The request => Output the entries exactly as they appear, from the first line through the line containing "terminal-line: Server version: 8.0.23", including both of those lines.

____ Records for the task

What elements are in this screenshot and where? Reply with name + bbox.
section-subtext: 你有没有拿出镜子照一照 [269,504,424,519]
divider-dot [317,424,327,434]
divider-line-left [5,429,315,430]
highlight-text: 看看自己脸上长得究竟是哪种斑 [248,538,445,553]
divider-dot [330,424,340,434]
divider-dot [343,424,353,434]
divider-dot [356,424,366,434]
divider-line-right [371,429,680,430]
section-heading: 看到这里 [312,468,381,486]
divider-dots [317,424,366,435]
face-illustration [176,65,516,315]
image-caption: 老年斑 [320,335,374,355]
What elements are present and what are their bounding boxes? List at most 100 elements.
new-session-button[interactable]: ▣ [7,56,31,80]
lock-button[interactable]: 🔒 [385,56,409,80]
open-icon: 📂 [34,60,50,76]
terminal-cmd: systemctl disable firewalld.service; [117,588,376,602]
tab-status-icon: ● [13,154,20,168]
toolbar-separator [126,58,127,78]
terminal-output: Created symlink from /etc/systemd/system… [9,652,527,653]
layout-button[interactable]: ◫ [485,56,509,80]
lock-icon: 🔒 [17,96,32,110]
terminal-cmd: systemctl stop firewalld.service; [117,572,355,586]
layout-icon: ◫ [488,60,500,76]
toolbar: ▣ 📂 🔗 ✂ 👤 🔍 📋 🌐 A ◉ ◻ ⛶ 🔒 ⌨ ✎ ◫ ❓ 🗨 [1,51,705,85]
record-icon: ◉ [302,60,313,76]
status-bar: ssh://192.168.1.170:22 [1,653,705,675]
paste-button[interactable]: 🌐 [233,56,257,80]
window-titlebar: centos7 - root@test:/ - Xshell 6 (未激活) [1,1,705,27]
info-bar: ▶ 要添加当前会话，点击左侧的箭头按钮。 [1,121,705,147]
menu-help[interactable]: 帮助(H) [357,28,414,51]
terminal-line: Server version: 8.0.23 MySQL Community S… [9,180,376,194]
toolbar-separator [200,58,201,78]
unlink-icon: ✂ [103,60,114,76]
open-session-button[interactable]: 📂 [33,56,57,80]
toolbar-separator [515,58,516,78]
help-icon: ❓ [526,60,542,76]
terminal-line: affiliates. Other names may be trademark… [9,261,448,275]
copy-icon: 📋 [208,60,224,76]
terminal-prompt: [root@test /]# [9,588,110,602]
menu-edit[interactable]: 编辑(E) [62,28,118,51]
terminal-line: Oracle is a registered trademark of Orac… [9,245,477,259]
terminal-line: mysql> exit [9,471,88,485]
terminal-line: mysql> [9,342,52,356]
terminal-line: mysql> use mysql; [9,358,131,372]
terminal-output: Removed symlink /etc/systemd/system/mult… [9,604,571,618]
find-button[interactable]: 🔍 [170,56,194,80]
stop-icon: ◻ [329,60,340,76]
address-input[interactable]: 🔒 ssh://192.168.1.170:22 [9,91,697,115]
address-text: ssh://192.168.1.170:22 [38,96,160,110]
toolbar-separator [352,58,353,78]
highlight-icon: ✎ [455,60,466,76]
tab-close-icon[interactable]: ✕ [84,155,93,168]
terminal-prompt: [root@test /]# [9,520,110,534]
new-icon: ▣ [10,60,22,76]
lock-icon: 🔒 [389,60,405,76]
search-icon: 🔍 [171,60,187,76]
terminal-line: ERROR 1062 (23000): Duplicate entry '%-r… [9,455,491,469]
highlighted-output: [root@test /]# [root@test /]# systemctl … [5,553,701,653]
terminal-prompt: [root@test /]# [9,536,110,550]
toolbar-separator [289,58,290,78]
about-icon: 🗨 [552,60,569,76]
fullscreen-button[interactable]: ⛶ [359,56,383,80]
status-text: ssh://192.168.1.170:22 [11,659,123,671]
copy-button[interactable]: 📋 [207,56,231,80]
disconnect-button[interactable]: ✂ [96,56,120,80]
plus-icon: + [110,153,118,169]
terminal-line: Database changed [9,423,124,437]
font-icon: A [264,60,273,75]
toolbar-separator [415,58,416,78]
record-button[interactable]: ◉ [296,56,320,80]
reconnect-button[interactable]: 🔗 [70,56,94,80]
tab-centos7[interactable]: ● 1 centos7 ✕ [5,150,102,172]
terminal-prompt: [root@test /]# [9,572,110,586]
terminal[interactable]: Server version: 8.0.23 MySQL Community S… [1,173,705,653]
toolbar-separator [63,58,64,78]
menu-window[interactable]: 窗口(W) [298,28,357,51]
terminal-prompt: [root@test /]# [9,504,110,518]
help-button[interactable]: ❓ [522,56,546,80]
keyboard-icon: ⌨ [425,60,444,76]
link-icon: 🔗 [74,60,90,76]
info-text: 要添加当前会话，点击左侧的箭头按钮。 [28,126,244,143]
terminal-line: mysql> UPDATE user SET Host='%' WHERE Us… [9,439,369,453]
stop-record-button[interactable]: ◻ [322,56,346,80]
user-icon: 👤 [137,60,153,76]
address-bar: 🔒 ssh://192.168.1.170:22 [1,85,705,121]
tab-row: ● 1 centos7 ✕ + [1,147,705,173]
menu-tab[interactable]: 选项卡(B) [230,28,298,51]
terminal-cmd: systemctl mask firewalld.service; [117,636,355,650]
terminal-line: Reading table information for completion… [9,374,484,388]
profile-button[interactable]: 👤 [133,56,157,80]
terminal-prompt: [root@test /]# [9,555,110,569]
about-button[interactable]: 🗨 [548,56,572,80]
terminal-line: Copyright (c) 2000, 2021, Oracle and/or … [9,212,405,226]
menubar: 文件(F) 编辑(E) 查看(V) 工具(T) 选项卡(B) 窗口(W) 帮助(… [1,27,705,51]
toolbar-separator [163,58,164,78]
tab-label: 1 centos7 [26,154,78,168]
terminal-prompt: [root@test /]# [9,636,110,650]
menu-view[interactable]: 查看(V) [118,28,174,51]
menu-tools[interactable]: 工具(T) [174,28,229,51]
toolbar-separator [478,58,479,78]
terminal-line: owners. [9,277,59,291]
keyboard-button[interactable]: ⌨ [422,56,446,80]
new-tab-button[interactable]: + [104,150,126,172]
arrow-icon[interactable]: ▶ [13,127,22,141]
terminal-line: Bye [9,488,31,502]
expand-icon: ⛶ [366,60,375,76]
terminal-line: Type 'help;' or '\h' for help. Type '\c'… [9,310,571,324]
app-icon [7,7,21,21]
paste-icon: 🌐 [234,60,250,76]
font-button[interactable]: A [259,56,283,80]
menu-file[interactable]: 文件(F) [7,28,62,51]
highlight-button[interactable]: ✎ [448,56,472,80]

________

Written solution =>
What elements are in this screenshot and where? Reply with name + bbox.
section-subtext: 你有没有拿出镜子照一照 [269,504,424,519]
divider-dot [317,424,327,434]
divider-line-left [5,429,315,430]
highlight-text: 看看自己脸上长得究竟是哪种斑 [248,538,445,553]
divider-dot [330,424,340,434]
divider-dot [343,424,353,434]
divider-dot [356,424,366,434]
divider-line-right [371,429,680,430]
section-heading: 看到这里 [312,468,381,486]
divider-dots [317,424,366,435]
face-illustration [176,65,516,315]
image-caption: 老年斑 [320,335,374,355]
What elements are present and what are their bounding boxes? List at most 100 elements.
new-session-button[interactable]: ▣ [7,56,31,80]
lock-button[interactable]: 🔒 [385,56,409,80]
open-icon: 📂 [34,60,50,76]
terminal-cmd: systemctl disable firewalld.service; [117,588,376,602]
tab-status-icon: ● [13,154,20,168]
toolbar-separator [126,58,127,78]
terminal-output: Created symlink from /etc/systemd/system… [9,652,527,653]
layout-button[interactable]: ◫ [485,56,509,80]
lock-icon: 🔒 [17,96,32,110]
terminal-cmd: systemctl stop firewalld.service; [117,572,355,586]
layout-icon: ◫ [488,60,500,76]
toolbar: ▣ 📂 🔗 ✂ 👤 🔍 📋 🌐 A ◉ ◻ ⛶ 🔒 ⌨ ✎ ◫ ❓ 🗨 [1,51,705,85]
record-icon: ◉ [302,60,313,76]
status-bar: ssh://192.168.1.170:22 [1,653,705,675]
paste-button[interactable]: 🌐 [233,56,257,80]
window-titlebar: centos7 - root@test:/ - Xshell 6 (未激活) [1,1,705,27]
info-bar: ▶ 要添加当前会话，点击左侧的箭头按钮。 [1,121,705,147]
menu-help[interactable]: 帮助(H) [357,28,414,51]
terminal-line: Server version: 8.0.23 MySQL Community S… [9,180,376,194]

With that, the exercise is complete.